(begin)
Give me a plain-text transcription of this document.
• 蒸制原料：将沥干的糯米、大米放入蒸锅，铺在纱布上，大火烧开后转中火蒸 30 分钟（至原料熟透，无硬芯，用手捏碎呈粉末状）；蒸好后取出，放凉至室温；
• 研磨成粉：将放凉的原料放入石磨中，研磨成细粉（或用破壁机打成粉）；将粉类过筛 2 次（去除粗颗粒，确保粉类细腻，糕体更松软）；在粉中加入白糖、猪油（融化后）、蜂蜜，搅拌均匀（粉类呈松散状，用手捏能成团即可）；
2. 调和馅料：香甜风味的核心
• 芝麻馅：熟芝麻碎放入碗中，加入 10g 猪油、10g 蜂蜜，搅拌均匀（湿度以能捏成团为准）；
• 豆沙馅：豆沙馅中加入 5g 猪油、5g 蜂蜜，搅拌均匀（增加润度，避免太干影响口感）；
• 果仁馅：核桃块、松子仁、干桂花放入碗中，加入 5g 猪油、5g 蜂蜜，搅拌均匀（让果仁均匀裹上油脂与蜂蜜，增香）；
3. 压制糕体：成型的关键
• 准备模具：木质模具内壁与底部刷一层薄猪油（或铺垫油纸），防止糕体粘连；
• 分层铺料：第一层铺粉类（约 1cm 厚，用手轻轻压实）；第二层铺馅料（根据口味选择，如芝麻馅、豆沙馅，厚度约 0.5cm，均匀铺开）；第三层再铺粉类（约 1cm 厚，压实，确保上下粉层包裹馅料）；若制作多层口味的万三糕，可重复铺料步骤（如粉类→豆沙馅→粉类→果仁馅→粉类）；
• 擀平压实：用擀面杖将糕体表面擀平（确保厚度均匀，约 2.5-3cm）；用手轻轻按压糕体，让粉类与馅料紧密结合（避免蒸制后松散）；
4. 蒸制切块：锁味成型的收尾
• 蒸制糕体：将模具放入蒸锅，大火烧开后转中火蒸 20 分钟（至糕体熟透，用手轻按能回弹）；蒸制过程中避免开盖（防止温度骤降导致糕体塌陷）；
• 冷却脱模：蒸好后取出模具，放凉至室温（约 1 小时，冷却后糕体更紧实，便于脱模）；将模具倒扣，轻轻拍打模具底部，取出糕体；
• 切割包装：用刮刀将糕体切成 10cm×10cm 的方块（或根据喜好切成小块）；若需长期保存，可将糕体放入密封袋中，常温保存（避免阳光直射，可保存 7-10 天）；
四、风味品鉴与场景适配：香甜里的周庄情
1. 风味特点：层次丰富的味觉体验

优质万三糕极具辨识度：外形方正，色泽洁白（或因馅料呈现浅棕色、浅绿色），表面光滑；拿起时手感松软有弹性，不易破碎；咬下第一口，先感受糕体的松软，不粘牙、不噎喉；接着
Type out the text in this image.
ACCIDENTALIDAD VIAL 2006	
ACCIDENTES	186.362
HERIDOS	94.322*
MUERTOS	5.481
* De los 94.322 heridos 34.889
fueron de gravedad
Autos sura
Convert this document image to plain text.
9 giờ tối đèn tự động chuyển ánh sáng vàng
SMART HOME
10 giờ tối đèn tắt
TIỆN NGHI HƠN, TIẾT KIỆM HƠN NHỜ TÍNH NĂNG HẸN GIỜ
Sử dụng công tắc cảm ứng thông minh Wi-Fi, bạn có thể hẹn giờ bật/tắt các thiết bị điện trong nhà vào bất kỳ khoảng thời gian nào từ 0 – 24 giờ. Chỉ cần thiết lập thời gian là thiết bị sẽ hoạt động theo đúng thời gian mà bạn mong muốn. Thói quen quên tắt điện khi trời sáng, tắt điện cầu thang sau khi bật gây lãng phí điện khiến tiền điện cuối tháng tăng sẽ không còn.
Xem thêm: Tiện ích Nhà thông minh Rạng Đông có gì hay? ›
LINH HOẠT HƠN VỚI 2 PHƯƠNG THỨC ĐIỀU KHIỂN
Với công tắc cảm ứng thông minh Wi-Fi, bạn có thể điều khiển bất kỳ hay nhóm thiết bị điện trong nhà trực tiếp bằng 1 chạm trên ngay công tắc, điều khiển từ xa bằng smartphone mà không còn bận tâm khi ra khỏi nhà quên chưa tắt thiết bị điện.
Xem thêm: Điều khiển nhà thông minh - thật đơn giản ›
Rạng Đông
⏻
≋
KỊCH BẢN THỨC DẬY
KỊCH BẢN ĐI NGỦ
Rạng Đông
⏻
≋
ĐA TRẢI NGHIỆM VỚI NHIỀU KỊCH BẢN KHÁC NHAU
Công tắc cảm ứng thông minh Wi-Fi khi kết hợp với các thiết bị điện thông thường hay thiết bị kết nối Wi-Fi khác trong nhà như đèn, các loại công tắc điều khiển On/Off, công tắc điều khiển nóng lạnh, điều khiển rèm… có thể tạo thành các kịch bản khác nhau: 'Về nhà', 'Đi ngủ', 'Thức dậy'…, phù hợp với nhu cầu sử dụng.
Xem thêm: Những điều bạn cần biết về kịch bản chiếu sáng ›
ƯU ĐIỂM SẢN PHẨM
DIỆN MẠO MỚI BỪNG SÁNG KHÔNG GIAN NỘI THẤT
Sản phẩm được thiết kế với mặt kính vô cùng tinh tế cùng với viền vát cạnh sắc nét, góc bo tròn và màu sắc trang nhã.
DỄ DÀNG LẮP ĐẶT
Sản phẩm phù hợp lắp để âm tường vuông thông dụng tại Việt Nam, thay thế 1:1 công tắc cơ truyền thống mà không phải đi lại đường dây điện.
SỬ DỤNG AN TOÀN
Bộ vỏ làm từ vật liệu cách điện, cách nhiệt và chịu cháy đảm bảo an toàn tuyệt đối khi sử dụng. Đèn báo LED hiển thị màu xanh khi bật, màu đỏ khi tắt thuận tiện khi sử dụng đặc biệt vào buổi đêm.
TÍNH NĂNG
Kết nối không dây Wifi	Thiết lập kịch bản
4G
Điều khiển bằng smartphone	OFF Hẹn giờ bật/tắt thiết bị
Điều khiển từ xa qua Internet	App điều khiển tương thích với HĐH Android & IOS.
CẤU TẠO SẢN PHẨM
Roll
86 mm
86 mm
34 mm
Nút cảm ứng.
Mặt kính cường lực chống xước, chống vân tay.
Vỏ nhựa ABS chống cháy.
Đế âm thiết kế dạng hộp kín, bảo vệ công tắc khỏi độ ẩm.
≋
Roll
(end)
Would you restate each of the entries word for word?

Give me a plain-text transcription of this document.
• 蒸制原料：将沥干的糯米、大米放入蒸锅，铺在纱布上，大火烧开后转中火蒸 30 分钟（至原料熟透，无硬芯，用手捏碎呈粉末状）；蒸好后取出，放凉至室温；
• 研磨成粉：将放凉的原料放入石磨中，研磨成细粉（或用破壁机打成粉）；将粉类过筛 2 次（去除粗颗粒，确保粉类细腻，糕体更松软）；在粉中加入白糖、猪油（融化后）、蜂蜜，搅拌均匀（粉类呈松散状，用手捏能成团即可）；
2. 调和馅料：香甜风味的核心
• 芝麻馅：熟芝麻碎放入碗中，加入 10g 猪油、10g 蜂蜜，搅拌均匀（湿度以能捏成团为准）；
• 豆沙馅：豆沙馅中加入 5g 猪油、5g 蜂蜜，搅拌均匀（增加润度，避免太干影响口感）；
• 果仁馅：核桃块、松子仁、干桂花放入碗中，加入 5g 猪油、5g 蜂蜜，搅拌均匀（让果仁均匀裹上油脂与蜂蜜，增香）；
3. 压制糕体：成型的关键
• 准备模具：木质模具内壁与底部刷一层薄猪油（或铺垫油纸），防止糕体粘连；
• 分层铺料：第一层铺粉类（约 1cm 厚，用手轻轻压实）；第二层铺馅料（根据口味选择，如芝麻馅、豆沙馅，厚度约 0.5cm，均匀铺开）；第三层再铺粉类（约 1cm 厚，压实，确保上下粉层包裹馅料）；若制作多层口味的万三糕，可重复铺料步骤（如粉类→豆沙馅→粉类→果仁馅→粉类）；
• 擀平压实：用擀面杖将糕体表面擀平（确保厚度均匀，约 2.5-3cm）；用手轻轻按压糕体，让粉类与馅料紧密结合（避免蒸制后松散）；
4. 蒸制切块：锁味成型的收尾
• 蒸制糕体：将模具放入蒸锅，大火烧开后转中火蒸 20 分钟（至糕体熟透，用手轻按能回弹）；蒸制过程中避免开盖（防止温度骤降导致糕体塌陷）；
• 冷却脱模：蒸好后取出模具，放凉至室温（约 1 小时，冷却后糕体更紧实，便于脱模）；将模具倒扣，轻轻拍打模具底部，取出糕体；
• 切割包装：用刮刀将糕体切成 10cm×10cm 的方块（或根据喜好切成小块）；若需长期保存，可将糕体放入密封袋中，常温保存（避免阳光直射，可保存 7-10 天）；
四、风味品鉴与场景适配：香甜里的周庄情
1. 风味特点：层次丰富的味觉体验

优质万三糕极具辨识度：外形方正，色泽洁白（或因馅料呈现浅棕色、浅绿色），表面光滑；拿起时手感松软有弹性，不易破碎；咬下第一口，先感受糕体的松软，不粘牙、不噎喉；接着
Type out the text in this image.
ACCIDENTALIDAD VIAL 2006	
ACCIDENTES	186.362
HERIDOS	94.322*
MUERTOS	5.481
* De los 94.322 heridos 34.889
fueron de gravedad
Autos sura
Convert this document image to plain text.
9 giờ tối đèn tự động chuyển ánh sáng vàng
SMART HOME
10 giờ tối đèn tắt
TIỆN NGHI HƠN, TIẾT KIỆM HƠN NHỜ TÍNH NĂNG HẸN GIỜ
Sử dụng công tắc cảm ứng thông minh Wi-Fi, bạn có thể hẹn giờ bật/tắt các thiết bị điện trong nhà vào bất kỳ khoảng thời gian nào từ 0 – 24 giờ. Chỉ cần thiết lập thời gian là thiết bị sẽ hoạt động theo đúng thời gian mà bạn mong muốn. Thói quen quên tắt điện khi trời sáng, tắt điện cầu thang sau khi bật gây lãng phí điện khiến tiền điện cuối tháng tăng sẽ không còn.
Xem thêm: Tiện ích Nhà thông minh Rạng Đông có gì hay? ›
LINH HOẠT HƠN VỚI 2 PHƯƠNG THỨC ĐIỀU KHIỂN
Với công tắc cảm ứng thông minh Wi-Fi, bạn có thể điều khiển bất kỳ hay nhóm thiết bị điện trong nhà trực tiếp bằng 1 chạm trên ngay công tắc, điều khiển từ xa bằng smartphone mà không còn bận tâm khi ra khỏi nhà quên chưa tắt thiết bị điện.
Xem thêm: Điều khiển nhà thông minh - thật đơn giản ›
Rạng Đông
⏻
≋
KỊCH BẢN THỨC DẬY
KỊCH BẢN ĐI NGỦ
Rạng Đông
⏻
≋
ĐA TRẢI NGHIỆM VỚI NHIỀU KỊCH BẢN KHÁC NHAU
Công tắc cảm ứng thông minh Wi-Fi khi kết hợp với các thiết bị điện thông thường hay thiết bị kết nối Wi-Fi khác trong nhà như đèn, các loại công tắc điều khiển On/Off, công tắc điều khiển nóng lạnh, điều khiển rèm… có thể tạo thành các kịch bản khác nhau: 'Về nhà', 'Đi ngủ', 'Thức dậy'…, phù hợp với nhu cầu sử dụng.
Xem thêm: Những điều bạn cần biết về kịch bản chiếu sáng ›
ƯU ĐIỂM SẢN PHẨM
DIỆN MẠO MỚI BỪNG SÁNG KHÔNG GIAN NỘI THẤT
Sản phẩm được thiết kế với mặt kính vô cùng tinh tế cùng với viền vát cạnh sắc nét, góc bo tròn và màu sắc trang nhã.
DỄ DÀNG LẮP ĐẶT
Sản phẩm phù hợp lắp để âm tường vuông thông dụng tại Việt Nam, thay thế 1:1 công tắc cơ truyền thống mà không phải đi lại đường dây điện.
SỬ DỤNG AN TOÀN
Bộ vỏ làm từ vật liệu cách điện, cách nhiệt và chịu cháy đảm bảo an toàn tuyệt đối khi sử dụng. Đèn báo LED hiển thị màu xanh khi bật, màu đỏ khi tắt thuận tiện khi sử dụng đặc biệt vào buổi đêm.
TÍNH NĂNG
Kết nối không dây Wifi	Thiết lập kịch bản
4G
Điều khiển bằng smartphone	OFF Hẹn giờ bật/tắt thiết bị
Điều khiển từ xa qua Internet	App điều khiển tương thích với HĐH Android & IOS.
CẤU TẠO SẢN PHẨM
Roll
86 mm
86 mm
34 mm
Nút cảm ứng.
Mặt kính cường lực chống xước, chống vân tay.
Vỏ nhựa ABS chống cháy.
Đế âm thiết kế dạng hộp kín, bảo vệ công tắc khỏi độ ẩm.
≋
Roll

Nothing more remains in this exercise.